Emit the entire listing verbatim.

**RECORDS SUPPLIED**.
┄┄┄┄┄┄┄┄┄┄
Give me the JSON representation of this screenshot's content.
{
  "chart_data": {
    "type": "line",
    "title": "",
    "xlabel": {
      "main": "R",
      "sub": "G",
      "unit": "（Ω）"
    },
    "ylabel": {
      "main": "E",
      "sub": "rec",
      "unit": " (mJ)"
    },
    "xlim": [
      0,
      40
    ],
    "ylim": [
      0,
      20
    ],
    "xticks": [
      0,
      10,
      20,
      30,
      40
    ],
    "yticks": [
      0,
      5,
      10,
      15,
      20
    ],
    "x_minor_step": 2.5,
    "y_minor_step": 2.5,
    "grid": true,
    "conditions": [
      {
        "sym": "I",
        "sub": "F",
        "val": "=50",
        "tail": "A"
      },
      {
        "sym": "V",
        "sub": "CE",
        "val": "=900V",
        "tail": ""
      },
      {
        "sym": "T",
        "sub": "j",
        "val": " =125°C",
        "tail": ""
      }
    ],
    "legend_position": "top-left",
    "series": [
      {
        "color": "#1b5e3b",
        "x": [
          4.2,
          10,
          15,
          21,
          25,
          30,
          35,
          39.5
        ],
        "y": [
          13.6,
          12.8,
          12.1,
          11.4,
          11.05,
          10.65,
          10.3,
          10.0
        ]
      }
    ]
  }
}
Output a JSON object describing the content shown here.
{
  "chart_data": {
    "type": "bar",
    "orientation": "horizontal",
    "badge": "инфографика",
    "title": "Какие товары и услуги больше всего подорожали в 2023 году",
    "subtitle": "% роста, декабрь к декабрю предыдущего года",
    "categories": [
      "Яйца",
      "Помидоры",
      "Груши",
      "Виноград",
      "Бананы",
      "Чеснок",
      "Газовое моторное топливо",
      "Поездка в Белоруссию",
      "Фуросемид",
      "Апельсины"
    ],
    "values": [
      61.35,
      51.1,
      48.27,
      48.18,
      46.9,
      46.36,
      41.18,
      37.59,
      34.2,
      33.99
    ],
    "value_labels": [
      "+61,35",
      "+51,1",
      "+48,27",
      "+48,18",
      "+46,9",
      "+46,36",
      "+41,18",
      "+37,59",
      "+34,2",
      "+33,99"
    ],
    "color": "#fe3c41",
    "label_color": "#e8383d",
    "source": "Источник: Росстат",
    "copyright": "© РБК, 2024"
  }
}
┄┄┄┄┄┄┄┄┄┄
**COMPLETED EXERCISE**.
Give me the JSON representation of this screenshot's content.
{
  "chart_data": {
    "type": "line",
    "title": "",
    "xlabel": {
      "main": "R",
      "sub": "G",
      "unit": "（Ω）"
    },
    "ylabel": {
      "main": "E",
      "sub": "rec",
      "unit": " (mJ)"
    },
    "xlim": [
      0,
      40
    ],
    "ylim": [
      0,
      20
    ],
    "xticks": [
      0,
      10,
      20,
      30,
      40
    ],
    "yticks": [
      0,
      5,
      10,
      15,
      20
    ],
    "x_minor_step": 2.5,
    "y_minor_step": 2.5,
    "grid": true,
    "conditions": [
      {
        "sym": "I",
        "sub": "F",
        "val": "=50",
        "tail": "A"
      },
      {
        "sym": "V",
        "sub": "CE",
        "val": "=900V",
        "tail": ""
      },
      {
        "sym": "T",
        "sub": "j",
        "val": " =125°C",
        "tail": ""
      }
    ],
    "legend_position": "top-left",
    "series": [
      {
        "color": "#1b5e3b",
        "x": [
          4.2,
          10,
          15,
          21,
          25,
          30,
          35,
          39.5
        ],
        "y": [
          13.6,
          12.8,
          12.1,
          11.4,
          11.05,
          10.65,
          10.3,
          10.0
        ]
      }
    ]
  }
}
Output a JSON object describing the content shown here.
{
  "chart_data": {
    "type": "bar",
    "orientation": "horizontal",
    "badge": "инфографика",
    "title": "Какие товары и услуги больше всего подорожали в 2023 году",
    "subtitle": "% роста, декабрь к декабрю предыдущего года",
    "categories": [
      "Яйца",
      "Помидоры",
      "Груши",
      "Виноград",
      "Бананы",
      "Чеснок",
      "Газовое моторное топливо",
      "Поездка в Белоруссию",
      "Фуросемид",
      "Апельсины"
    ],
    "values": [
      61.35,
      51.1,
      48.27,
      48.18,
      46.9,
      46.36,
      41.18,
      37.59,
      34.2,
      33.99
    ],
    "value_labels": [
      "+61,35",
      "+51,1",
      "+48,27",
      "+48,18",
      "+46,9",
      "+46,36",
      "+41,18",
      "+37,59",
      "+34,2",
      "+33,99"
    ],
    "color": "#fe3c41",
    "label_color": "#e8383d",
    "source": "Источник: Росстат",
    "copyright": "© РБК, 2024"
  }
}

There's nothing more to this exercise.